_Text for analysis_:

*** Block opens ***

There has been a lot of talk in recent months about the schism in the Republican Party, with the “Stop the Steal” wing, steadfastly loyal to former President Trump, on one side, and what one Republican pollster referred to me last week as the “reality-based” wing on the other. The contrast between the approaches and personalities of the two top Republican leaders in Congress is about as stark as any we have seen, and underscores the oddity of this time in the history of the Grand Ole Party.

Not that long ago, the mere mention of the late Ronald Reagan’s name would bring bowed heads and misty eyes. Now it is Trump’s name that has eclipsed Reagan’s as the party’s defining figure, no matter that the policies and mindset of the Reagan and Trump administrations could hardly be more different.

But the division within the Republican Party is hardly the only seemingly contradictory dynamic in American politics today. Over the last year and a half, while candidates of the more progressive wing of the Democratic Party have come up short in hotly contested nomination fights, the party’s approach to governing this year has been closer to the progressive ideal than the more moderate side of the party.

In his “Data Download” segment on Sunday’s Meet the Press, host Chuck Todd noted, There's been talk for the past few cycles about the Left taking on more control in the Democratic Party. The Squad gets a lot of headlines. And this week, progressive congresswoman Cori Bush's protest about the eviction moratorium did force some action from the White House. But at the polls, it's a much different story. It's the moderates who keep winning.

“Look, the bottom line,” Todd continued, “at the ballot box, we have an idea of what the base of the Democratic Party looks like. It looks a lot more like the Democratic coalition that Joe Biden put together.”

*** Block closes ***

[Document layout analysis data]
*** Block opens ***

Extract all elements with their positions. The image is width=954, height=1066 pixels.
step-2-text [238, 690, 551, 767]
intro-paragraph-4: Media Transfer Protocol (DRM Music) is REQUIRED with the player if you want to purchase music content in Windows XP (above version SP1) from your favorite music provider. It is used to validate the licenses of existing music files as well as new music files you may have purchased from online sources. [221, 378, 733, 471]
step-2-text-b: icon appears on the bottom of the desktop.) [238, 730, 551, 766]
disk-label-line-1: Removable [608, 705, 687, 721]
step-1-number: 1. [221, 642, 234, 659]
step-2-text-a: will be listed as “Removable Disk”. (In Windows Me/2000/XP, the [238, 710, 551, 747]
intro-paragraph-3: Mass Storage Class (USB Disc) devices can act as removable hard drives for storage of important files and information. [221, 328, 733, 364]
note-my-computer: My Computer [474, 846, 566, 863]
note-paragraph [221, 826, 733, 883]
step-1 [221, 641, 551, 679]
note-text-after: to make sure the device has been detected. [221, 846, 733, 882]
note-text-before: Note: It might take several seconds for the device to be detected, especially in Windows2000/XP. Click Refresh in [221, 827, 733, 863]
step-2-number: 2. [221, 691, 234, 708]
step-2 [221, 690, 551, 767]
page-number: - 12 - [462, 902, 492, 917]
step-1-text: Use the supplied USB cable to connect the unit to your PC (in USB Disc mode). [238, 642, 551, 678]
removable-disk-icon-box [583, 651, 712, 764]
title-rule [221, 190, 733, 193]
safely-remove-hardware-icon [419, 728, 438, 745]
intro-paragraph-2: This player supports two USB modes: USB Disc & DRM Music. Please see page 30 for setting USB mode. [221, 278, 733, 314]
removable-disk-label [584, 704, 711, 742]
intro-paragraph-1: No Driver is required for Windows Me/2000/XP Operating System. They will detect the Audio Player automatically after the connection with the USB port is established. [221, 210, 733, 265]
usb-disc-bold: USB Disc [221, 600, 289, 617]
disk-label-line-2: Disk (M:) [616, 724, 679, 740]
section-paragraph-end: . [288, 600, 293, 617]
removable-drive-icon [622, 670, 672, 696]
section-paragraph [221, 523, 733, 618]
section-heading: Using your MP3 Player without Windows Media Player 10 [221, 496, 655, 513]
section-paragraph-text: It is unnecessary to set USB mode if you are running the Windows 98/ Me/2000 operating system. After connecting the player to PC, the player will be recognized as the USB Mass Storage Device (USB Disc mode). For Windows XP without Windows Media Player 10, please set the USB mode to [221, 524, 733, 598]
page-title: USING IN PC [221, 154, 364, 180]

*** Block closes ***

_Apply what you read_:
1 - Condense the paragraph beginning "But the division within the Republican Party" from the text on party divisions, keeping its main facts.
2 - Extend the text on party divisions with new material that follows on from its final paragraph.

_Solved tasks_:
1 - The Republican split is not the only contradiction in American politics today. Over the past year and a half, progressive Democratic candidates have lost closely fought nomination contests, yet this year the party has governed closer to the progressive ideal than to its moderate side.

2 -
Indeed, Biden is in the White House by virtue of fewer than 43,000 votes combined in Arizona, Georgia, and Wisconsin. Chuck Schumer is the Senate majority leader because of Raphael Warnock’s Georgia victory by fewer than 56,000 votes over appointed incumbent Kelly Loeffler, giving Democrats their 50th seat. According to figures compiled by David Wasserman, the senior editor of The Cook Political Report with Amy Walter, a combined victory margin of less than 32,000 votes elected Democrats Tom Malinowski in New Jersey, Lauren Underwood in Illinois, Cindy Axne in Iowa, Vicente Gonzalez in Texas, and Abigail Spanberger in Virginia. Together, those five House races effectively made Nancy Pelosi the speaker of the House instead of Kevin McCarthy.

Considering the circumstances, the expansion of government’s cost, reach, scale, and ambition that Democrats are now backing is little short of breathtaking. From what we have seen so far, the direction of the Capital Beltway chapter of the Democratic Party looks more like what might have been expected from a Bernie Sanders or Elizabeth Warren presidency than a Mike Bloomberg, Pete Buttigieg, or Amy Klobuchar administration. Imagine how different this agenda would have been if Democrats had split the two Senate elections instead of sweeping them.

This is not to say that the course that the Biden administration, Pelosi, Schumer and their leadership teams have chosen is right or wrong politically, or will turn out well or badly for them in the 2022 midterm and 2024 presidential elections.

But as we saw when Republicans won the federal trifecta in 2016, adding the White House to their House and Senate majorities, no victory margin is too small to claim a great mandate. Indeed there is now no relationship between the size of a victory margin and the mandate that flows from that win.

There are an endless number of things that may drive the 2022 elections, but chief among them will be which party’s division and direction will become the more damaging—or will strike a responsive chord with the electorate. 

This article was published for the National Journal on August 10, 2021.